■ THE REQUEST
Change every "drop-slot" in the entries below to "drop-zone" and reproduce them with nothing else altered.

──────── SUPPLIED ENTRIES

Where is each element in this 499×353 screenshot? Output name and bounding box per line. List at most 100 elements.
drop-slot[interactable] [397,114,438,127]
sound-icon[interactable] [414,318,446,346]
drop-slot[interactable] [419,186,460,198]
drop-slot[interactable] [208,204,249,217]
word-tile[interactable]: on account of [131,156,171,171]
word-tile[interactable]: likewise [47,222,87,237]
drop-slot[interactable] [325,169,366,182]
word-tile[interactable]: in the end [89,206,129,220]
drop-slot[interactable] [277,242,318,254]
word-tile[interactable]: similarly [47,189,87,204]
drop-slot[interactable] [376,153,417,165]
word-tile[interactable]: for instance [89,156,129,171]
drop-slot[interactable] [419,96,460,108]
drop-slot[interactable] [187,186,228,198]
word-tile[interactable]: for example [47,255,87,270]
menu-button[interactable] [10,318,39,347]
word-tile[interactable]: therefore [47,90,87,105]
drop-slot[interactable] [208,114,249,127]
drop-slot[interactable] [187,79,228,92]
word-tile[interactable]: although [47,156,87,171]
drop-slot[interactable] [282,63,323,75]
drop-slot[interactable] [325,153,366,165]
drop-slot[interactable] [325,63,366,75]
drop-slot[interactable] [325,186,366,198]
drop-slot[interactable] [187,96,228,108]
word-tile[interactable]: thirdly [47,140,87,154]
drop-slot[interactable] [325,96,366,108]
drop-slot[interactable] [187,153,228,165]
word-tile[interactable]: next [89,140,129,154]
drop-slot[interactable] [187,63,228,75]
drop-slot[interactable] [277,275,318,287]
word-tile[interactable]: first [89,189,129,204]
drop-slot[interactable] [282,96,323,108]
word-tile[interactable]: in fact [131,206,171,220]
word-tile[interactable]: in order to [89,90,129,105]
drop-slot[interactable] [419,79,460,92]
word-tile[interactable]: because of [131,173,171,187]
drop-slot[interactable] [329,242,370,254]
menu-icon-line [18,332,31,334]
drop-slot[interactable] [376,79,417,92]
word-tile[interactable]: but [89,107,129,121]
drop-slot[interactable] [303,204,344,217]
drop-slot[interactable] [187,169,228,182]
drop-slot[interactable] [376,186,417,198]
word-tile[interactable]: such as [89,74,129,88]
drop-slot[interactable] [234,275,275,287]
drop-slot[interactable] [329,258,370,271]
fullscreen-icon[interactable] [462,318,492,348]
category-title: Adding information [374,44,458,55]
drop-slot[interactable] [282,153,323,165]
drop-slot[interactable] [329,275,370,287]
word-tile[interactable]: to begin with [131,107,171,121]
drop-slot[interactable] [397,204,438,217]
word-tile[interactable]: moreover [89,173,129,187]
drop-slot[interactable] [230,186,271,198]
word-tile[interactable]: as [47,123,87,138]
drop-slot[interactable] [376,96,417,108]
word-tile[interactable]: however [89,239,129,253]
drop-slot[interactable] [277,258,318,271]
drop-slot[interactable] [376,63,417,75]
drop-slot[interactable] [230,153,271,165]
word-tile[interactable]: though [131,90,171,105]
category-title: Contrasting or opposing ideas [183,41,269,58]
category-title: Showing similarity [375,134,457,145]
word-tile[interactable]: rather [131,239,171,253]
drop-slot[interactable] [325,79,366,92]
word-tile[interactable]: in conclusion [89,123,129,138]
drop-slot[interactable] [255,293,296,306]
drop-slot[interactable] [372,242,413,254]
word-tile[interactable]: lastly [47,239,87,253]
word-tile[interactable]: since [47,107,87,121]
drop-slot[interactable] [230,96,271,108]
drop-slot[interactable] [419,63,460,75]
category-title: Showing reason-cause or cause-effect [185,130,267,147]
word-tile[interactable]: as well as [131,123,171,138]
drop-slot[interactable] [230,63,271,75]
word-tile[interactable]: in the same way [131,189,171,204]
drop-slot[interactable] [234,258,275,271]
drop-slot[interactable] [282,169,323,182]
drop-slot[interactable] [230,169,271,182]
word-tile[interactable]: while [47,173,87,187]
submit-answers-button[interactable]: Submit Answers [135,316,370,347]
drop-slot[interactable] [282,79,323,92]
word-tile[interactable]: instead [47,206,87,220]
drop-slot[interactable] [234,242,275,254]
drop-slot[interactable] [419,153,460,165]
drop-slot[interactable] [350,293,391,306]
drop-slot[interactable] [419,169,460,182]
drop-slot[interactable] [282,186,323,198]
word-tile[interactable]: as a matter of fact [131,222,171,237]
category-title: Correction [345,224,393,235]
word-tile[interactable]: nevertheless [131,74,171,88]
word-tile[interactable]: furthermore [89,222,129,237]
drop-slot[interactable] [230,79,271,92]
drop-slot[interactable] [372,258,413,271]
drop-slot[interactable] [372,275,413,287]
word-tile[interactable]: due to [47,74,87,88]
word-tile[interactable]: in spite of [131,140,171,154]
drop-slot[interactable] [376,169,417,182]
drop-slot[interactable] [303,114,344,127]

────────────────

■ SOLUTION FOR THIS EXERCISE
Where is each element in this 499×353 screenshot? Output name and bounding box per line. List at most 100 elements.
drop-zone[interactable] [397,114,438,127]
sound-icon[interactable] [414,318,446,346]
drop-zone[interactable] [419,186,460,198]
drop-zone[interactable] [208,204,249,217]
word-tile[interactable]: on account of [131,156,171,171]
word-tile[interactable]: likewise [47,222,87,237]
drop-zone[interactable] [325,169,366,182]
word-tile[interactable]: in the end [89,206,129,220]
drop-zone[interactable] [277,242,318,254]
word-tile[interactable]: similarly [47,189,87,204]
drop-zone[interactable] [376,153,417,165]
word-tile[interactable]: for instance [89,156,129,171]
drop-zone[interactable] [419,96,460,108]
drop-zone[interactable] [187,186,228,198]
word-tile[interactable]: for example [47,255,87,270]
menu-button[interactable] [10,318,39,347]
word-tile[interactable]: therefore [47,90,87,105]
drop-zone[interactable] [208,114,249,127]
drop-zone[interactable] [187,79,228,92]
word-tile[interactable]: although [47,156,87,171]
drop-zone[interactable] [282,63,323,75]
drop-zone[interactable] [325,153,366,165]
drop-zone[interactable] [325,63,366,75]
drop-zone[interactable] [325,186,366,198]
drop-zone[interactable] [187,96,228,108]
word-tile[interactable]: thirdly [47,140,87,154]
drop-zone[interactable] [325,96,366,108]
drop-zone[interactable] [187,153,228,165]
word-tile[interactable]: next [89,140,129,154]
drop-zone[interactable] [187,63,228,75]
drop-zone[interactable] [277,275,318,287]
word-tile[interactable]: first [89,189,129,204]
drop-zone[interactable] [282,96,323,108]
word-tile[interactable]: in fact [131,206,171,220]
word-tile[interactable]: in order to [89,90,129,105]
drop-zone[interactable] [419,79,460,92]
word-tile[interactable]: because of [131,173,171,187]
drop-zone[interactable] [329,242,370,254]
menu-icon-line [18,332,31,334]
drop-zone[interactable] [376,79,417,92]
word-tile[interactable]: but [89,107,129,121]
drop-zone[interactable] [303,204,344,217]
drop-zone[interactable] [187,169,228,182]
drop-zone[interactable] [376,186,417,198]
word-tile[interactable]: such as [89,74,129,88]
drop-zone[interactable] [234,275,275,287]
drop-zone[interactable] [329,258,370,271]
fullscreen-icon[interactable] [462,318,492,348]
category-title: Adding information [374,44,458,55]
drop-zone[interactable] [282,153,323,165]
drop-zone[interactable] [329,275,370,287]
word-tile[interactable]: to begin with [131,107,171,121]
drop-zone[interactable] [397,204,438,217]
word-tile[interactable]: moreover [89,173,129,187]
drop-zone[interactable] [230,186,271,198]
word-tile[interactable]: as [47,123,87,138]
drop-zone[interactable] [376,96,417,108]
word-tile[interactable]: however [89,239,129,253]
drop-zone[interactable] [277,258,318,271]
drop-zone[interactable] [376,63,417,75]
drop-zone[interactable] [230,153,271,165]
word-tile[interactable]: though [131,90,171,105]
category-title: Contrasting or opposing ideas [183,41,269,58]
category-title: Showing similarity [375,134,457,145]
word-tile[interactable]: rather [131,239,171,253]
drop-zone[interactable] [325,79,366,92]
word-tile[interactable]: in conclusion [89,123,129,138]
drop-zone[interactable] [255,293,296,306]
drop-zone[interactable] [372,242,413,254]
word-tile[interactable]: lastly [47,239,87,253]
word-tile[interactable]: since [47,107,87,121]
drop-zone[interactable] [230,96,271,108]
drop-zone[interactable] [419,63,460,75]
category-title: Showing reason-cause or cause-effect [185,130,267,147]
word-tile[interactable]: as well as [131,123,171,138]
drop-zone[interactable] [230,63,271,75]
word-tile[interactable]: in the same way [131,189,171,204]
drop-zone[interactable] [234,258,275,271]
drop-zone[interactable] [282,169,323,182]
drop-zone[interactable] [230,169,271,182]
word-tile[interactable]: while [47,173,87,187]
submit-answers-button[interactable]: Submit Answers [135,316,370,347]
drop-zone[interactable] [282,79,323,92]
word-tile[interactable]: instead [47,206,87,220]
drop-zone[interactable] [234,242,275,254]
drop-zone[interactable] [419,153,460,165]
drop-zone[interactable] [350,293,391,306]
drop-zone[interactable] [419,169,460,182]
drop-zone[interactable] [282,186,323,198]
word-tile[interactable]: as a matter of fact [131,222,171,237]
category-title: Correction [345,224,393,235]
word-tile[interactable]: nevertheless [131,74,171,88]
word-tile[interactable]: furthermore [89,222,129,237]
drop-zone[interactable] [230,79,271,92]
drop-zone[interactable] [372,258,413,271]
drop-zone[interactable] [372,275,413,287]
word-tile[interactable]: due to [47,74,87,88]
word-tile[interactable]: in spite of [131,140,171,154]
drop-zone[interactable] [376,169,417,182]
drop-zone[interactable] [303,114,344,127]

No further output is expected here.